**Requirement**
Copy each line that contains the string "Васильевич".

**Given entries**
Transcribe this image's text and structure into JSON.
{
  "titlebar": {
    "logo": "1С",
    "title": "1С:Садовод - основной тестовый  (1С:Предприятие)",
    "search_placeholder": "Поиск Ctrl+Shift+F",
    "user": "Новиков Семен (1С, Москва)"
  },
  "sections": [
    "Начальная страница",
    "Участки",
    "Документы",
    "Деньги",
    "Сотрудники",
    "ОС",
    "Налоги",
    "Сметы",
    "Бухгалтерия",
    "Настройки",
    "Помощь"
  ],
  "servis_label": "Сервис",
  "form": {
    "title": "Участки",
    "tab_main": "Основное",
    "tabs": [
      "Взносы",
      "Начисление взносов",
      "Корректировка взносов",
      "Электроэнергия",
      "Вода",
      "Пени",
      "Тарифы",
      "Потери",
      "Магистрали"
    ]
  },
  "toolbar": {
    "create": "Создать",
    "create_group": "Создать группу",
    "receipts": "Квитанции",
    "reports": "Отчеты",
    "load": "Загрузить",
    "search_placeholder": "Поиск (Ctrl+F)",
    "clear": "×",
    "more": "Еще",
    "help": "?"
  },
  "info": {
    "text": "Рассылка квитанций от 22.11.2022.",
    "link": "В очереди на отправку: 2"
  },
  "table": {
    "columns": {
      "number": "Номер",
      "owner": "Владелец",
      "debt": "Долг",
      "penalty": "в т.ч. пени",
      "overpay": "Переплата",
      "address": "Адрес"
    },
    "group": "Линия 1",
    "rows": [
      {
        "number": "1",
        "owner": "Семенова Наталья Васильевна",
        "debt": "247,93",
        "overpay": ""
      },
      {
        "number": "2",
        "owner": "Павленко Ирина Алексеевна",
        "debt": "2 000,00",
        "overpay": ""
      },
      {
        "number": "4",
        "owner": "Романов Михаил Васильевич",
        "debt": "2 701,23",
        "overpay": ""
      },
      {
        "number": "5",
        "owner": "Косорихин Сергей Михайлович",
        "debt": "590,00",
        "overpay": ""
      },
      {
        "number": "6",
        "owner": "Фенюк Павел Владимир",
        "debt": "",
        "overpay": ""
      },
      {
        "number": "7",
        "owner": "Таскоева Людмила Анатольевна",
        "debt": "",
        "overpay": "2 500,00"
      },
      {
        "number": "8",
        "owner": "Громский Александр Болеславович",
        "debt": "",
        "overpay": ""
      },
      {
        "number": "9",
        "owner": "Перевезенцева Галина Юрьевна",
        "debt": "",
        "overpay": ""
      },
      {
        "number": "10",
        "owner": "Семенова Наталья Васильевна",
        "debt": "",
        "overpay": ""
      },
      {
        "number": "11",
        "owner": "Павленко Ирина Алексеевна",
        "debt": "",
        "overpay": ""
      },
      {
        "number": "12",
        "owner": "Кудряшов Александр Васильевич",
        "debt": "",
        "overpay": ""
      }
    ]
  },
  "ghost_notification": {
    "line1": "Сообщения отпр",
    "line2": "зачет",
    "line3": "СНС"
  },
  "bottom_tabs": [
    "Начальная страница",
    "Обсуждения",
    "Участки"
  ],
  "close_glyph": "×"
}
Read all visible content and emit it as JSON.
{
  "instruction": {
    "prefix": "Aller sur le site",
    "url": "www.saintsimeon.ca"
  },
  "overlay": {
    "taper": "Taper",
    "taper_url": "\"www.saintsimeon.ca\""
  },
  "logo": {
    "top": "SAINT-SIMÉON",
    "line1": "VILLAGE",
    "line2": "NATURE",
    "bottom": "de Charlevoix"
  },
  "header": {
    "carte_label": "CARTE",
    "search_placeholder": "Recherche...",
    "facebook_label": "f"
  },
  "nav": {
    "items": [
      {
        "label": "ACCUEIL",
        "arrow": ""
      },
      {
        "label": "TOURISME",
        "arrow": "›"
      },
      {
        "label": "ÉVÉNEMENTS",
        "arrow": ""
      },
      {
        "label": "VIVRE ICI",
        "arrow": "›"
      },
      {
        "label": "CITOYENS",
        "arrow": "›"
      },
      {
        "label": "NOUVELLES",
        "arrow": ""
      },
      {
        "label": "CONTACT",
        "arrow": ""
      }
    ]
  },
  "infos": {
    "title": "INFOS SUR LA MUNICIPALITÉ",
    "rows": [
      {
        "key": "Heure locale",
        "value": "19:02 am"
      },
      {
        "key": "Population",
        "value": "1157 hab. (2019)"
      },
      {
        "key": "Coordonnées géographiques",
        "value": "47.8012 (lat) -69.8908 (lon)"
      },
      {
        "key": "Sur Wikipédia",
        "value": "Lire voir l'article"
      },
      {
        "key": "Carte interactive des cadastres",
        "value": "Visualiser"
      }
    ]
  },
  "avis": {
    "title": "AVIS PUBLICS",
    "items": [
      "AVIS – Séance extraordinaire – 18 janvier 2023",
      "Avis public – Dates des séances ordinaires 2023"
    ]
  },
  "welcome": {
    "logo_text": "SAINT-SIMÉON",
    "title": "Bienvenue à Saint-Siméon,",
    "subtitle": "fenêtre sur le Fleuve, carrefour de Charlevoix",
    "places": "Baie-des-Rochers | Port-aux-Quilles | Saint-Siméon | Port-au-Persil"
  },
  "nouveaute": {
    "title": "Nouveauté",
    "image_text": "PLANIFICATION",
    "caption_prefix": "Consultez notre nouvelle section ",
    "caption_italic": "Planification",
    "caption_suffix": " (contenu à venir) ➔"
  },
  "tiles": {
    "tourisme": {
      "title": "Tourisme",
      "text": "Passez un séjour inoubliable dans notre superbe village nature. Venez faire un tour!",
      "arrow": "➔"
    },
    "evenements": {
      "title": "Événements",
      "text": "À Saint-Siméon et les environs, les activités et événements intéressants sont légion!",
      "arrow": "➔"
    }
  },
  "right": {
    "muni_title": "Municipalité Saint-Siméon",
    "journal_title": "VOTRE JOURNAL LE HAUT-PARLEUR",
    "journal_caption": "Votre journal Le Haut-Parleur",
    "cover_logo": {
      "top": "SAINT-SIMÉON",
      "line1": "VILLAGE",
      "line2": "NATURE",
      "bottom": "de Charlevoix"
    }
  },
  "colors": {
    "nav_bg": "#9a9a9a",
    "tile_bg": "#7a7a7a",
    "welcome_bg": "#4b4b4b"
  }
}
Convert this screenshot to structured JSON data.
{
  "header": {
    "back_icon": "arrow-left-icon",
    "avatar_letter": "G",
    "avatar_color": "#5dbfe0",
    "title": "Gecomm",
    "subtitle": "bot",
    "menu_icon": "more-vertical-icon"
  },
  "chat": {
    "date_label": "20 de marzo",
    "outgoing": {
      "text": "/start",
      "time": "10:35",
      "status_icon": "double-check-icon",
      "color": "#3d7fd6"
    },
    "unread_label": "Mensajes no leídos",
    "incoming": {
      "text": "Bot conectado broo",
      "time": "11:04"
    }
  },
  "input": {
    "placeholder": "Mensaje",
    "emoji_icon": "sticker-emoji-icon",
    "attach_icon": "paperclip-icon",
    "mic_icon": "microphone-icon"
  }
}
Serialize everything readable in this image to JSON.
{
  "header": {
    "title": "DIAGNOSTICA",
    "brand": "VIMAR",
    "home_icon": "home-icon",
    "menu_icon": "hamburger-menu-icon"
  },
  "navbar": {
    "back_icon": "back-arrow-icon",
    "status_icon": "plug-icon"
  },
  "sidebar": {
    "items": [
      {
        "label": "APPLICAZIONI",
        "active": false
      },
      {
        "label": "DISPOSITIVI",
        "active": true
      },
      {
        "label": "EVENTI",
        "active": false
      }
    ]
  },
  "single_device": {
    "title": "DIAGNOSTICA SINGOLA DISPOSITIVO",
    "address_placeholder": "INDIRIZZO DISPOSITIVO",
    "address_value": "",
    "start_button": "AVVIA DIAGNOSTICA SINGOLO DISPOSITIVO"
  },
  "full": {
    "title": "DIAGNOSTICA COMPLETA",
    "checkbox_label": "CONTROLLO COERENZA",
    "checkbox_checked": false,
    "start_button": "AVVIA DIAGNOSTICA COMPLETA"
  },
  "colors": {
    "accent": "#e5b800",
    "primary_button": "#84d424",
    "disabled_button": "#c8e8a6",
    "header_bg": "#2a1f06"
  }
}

**Worked answer**
        "owner": "Романов Михаил Васильевич",
        "owner": "Кудряшов Александр Васильевич",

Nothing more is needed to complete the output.